--- Start of Records supplied ---
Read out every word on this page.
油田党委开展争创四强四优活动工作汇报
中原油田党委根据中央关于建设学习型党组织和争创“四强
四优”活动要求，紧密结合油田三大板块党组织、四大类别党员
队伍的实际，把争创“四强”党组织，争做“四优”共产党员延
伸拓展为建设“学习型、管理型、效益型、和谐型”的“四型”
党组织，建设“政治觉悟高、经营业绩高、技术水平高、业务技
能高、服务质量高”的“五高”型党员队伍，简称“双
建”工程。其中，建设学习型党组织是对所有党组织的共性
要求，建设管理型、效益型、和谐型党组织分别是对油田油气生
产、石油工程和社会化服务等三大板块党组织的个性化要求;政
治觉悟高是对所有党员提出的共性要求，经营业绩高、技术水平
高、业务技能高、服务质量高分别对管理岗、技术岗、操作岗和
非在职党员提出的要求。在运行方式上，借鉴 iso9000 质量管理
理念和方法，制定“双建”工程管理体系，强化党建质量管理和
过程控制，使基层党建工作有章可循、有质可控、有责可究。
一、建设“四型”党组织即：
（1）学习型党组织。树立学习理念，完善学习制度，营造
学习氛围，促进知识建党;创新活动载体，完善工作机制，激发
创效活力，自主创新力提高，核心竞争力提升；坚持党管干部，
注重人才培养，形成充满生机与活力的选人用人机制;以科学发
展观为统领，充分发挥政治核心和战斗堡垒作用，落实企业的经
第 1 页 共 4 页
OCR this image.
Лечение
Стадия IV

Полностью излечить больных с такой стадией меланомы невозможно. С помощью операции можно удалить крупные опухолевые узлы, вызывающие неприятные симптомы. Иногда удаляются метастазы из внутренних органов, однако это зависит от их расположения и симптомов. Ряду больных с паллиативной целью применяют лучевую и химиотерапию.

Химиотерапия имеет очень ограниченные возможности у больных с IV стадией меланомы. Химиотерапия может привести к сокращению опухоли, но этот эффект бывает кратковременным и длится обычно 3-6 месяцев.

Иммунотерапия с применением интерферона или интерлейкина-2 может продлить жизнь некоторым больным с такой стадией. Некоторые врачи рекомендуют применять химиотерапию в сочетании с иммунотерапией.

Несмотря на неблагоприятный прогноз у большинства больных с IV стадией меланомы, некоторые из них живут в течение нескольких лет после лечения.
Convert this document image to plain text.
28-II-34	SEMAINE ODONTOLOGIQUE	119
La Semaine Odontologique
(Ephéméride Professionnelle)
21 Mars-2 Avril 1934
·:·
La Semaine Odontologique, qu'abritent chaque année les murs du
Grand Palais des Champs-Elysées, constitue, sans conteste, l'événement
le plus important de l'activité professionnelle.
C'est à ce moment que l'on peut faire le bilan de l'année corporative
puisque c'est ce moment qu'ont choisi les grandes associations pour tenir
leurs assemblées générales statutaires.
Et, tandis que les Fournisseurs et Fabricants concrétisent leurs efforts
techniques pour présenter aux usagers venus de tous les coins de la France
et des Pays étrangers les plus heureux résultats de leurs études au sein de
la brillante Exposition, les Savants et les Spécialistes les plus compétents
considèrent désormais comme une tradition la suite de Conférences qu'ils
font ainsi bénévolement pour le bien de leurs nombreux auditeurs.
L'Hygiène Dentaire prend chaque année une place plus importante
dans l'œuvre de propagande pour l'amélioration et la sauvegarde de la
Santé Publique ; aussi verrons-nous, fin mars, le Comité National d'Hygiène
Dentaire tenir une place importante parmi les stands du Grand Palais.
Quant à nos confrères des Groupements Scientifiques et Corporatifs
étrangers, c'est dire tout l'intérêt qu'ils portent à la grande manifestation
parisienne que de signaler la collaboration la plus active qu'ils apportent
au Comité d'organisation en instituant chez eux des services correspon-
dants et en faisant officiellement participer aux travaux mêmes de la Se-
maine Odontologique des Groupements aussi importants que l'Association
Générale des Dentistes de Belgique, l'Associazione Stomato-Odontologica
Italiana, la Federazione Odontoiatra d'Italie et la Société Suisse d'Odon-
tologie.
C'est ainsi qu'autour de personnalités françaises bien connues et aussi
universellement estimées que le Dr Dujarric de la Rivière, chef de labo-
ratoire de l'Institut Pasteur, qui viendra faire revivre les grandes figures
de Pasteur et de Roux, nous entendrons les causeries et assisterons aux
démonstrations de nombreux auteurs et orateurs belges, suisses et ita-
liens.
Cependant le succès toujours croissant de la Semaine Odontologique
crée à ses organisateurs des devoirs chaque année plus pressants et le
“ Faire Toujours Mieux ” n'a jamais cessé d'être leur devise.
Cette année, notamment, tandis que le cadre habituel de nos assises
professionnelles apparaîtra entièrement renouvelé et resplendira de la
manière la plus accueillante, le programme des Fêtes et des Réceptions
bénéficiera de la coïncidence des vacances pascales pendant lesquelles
--- End of Records supplied ---
# Problem
Write out each line of the data above again, exactly as given.

# Output
Read out every word on this page.
油田党委开展争创四强四优活动工作汇报
中原油田党委根据中央关于建设学习型党组织和争创“四强
四优”活动要求，紧密结合油田三大板块党组织、四大类别党员
队伍的实际，把争创“四强”党组织，争做“四优”共产党员延
伸拓展为建设“学习型、管理型、效益型、和谐型”的“四型”
党组织，建设“政治觉悟高、经营业绩高、技术水平高、业务技
能高、服务质量高”的“五高”型党员队伍，简称“双
建”工程。其中，建设学习型党组织是对所有党组织的共性
要求，建设管理型、效益型、和谐型党组织分别是对油田油气生
产、石油工程和社会化服务等三大板块党组织的个性化要求;政
治觉悟高是对所有党员提出的共性要求，经营业绩高、技术水平
高、业务技能高、服务质量高分别对管理岗、技术岗、操作岗和
非在职党员提出的要求。在运行方式上，借鉴 iso9000 质量管理
理念和方法，制定“双建”工程管理体系，强化党建质量管理和
过程控制，使基层党建工作有章可循、有质可控、有责可究。
一、建设“四型”党组织即：
（1）学习型党组织。树立学习理念，完善学习制度，营造
学习氛围，促进知识建党;创新活动载体，完善工作机制，激发
创效活力，自主创新力提高，核心竞争力提升；坚持党管干部，
注重人才培养，形成充满生机与活力的选人用人机制;以科学发
展观为统领，充分发挥政治核心和战斗堡垒作用，落实企业的经
第 1 页 共 4 页
OCR this image.
Лечение
Стадия IV

Полностью излечить больных с такой стадией меланомы невозможно. С помощью операции можно удалить крупные опухолевые узлы, вызывающие неприятные симптомы. Иногда удаляются метастазы из внутренних органов, однако это зависит от их расположения и симптомов. Ряду больных с паллиативной целью применяют лучевую и химиотерапию.

Химиотерапия имеет очень ограниченные возможности у больных с IV стадией меланомы. Химиотерапия может привести к сокращению опухоли, но этот эффект бывает кратковременным и длится обычно 3-6 месяцев.

Иммунотерапия с применением интерферона или интерлейкина-2 может продлить жизнь некоторым больным с такой стадией. Некоторые врачи рекомендуют применять химиотерапию в сочетании с иммунотерапией.

Несмотря на неблагоприятный прогноз у большинства больных с IV стадией меланомы, некоторые из них живут в течение нескольких лет после лечения.
Convert this document image to plain text.
28-II-34	SEMAINE ODONTOLOGIQUE	119
La Semaine Odontologique
(Ephéméride Professionnelle)
21 Mars-2 Avril 1934
·:·
La Semaine Odontologique, qu'abritent chaque année les murs du
Grand Palais des Champs-Elysées, constitue, sans conteste, l'événement
le plus important de l'activité professionnelle.
C'est à ce moment que l'on peut faire le bilan de l'année corporative
puisque c'est ce moment qu'ont choisi les grandes associations pour tenir
leurs assemblées générales statutaires.
Et, tandis que les Fournisseurs et Fabricants concrétisent leurs efforts
techniques pour présenter aux usagers venus de tous les coins de la France
et des Pays étrangers les plus heureux résultats de leurs études au sein de
la brillante Exposition, les Savants et les Spécialistes les plus compétents
considèrent désormais comme une tradition la suite de Conférences qu'ils
font ainsi bénévolement pour le bien de leurs nombreux auditeurs.
L'Hygiène Dentaire prend chaque année une place plus importante
dans l'œuvre de propagande pour l'amélioration et la sauvegarde de la
Santé Publique ; aussi verrons-nous, fin mars, le Comité National d'Hygiène
Dentaire tenir une place importante parmi les stands du Grand Palais.
Quant à nos confrères des Groupements Scientifiques et Corporatifs
étrangers, c'est dire tout l'intérêt qu'ils portent à la grande manifestation
parisienne que de signaler la collaboration la plus active qu'ils apportent
au Comité d'organisation en instituant chez eux des services correspon-
dants et en faisant officiellement participer aux travaux mêmes de la Se-
maine Odontologique des Groupements aussi importants que l'Association
Générale des Dentistes de Belgique, l'Associazione Stomato-Odontologica
Italiana, la Federazione Odontoiatra d'Italie et la Société Suisse d'Odon-
tologie.
C'est ainsi qu'autour de personnalités françaises bien connues et aussi
universellement estimées que le Dr Dujarric de la Rivière, chef de labo-
ratoire de l'Institut Pasteur, qui viendra faire revivre les grandes figures
de Pasteur et de Roux, nous entendrons les causeries et assisterons aux
démonstrations de nombreux auteurs et orateurs belges, suisses et ita-
liens.
Cependant le succès toujours croissant de la Semaine Odontologique
crée à ses organisateurs des devoirs chaque année plus pressants et le
“ Faire Toujours Mieux ” n'a jamais cessé d'être leur devise.
Cette année, notamment, tandis que le cadre habituel de nos assises
professionnelles apparaîtra entièrement renouvelé et resplendira de la
manière la plus accueillante, le programme des Fêtes et des Réceptions
bénéficiera de la coïncidence des vacances pascales pendant lesquelles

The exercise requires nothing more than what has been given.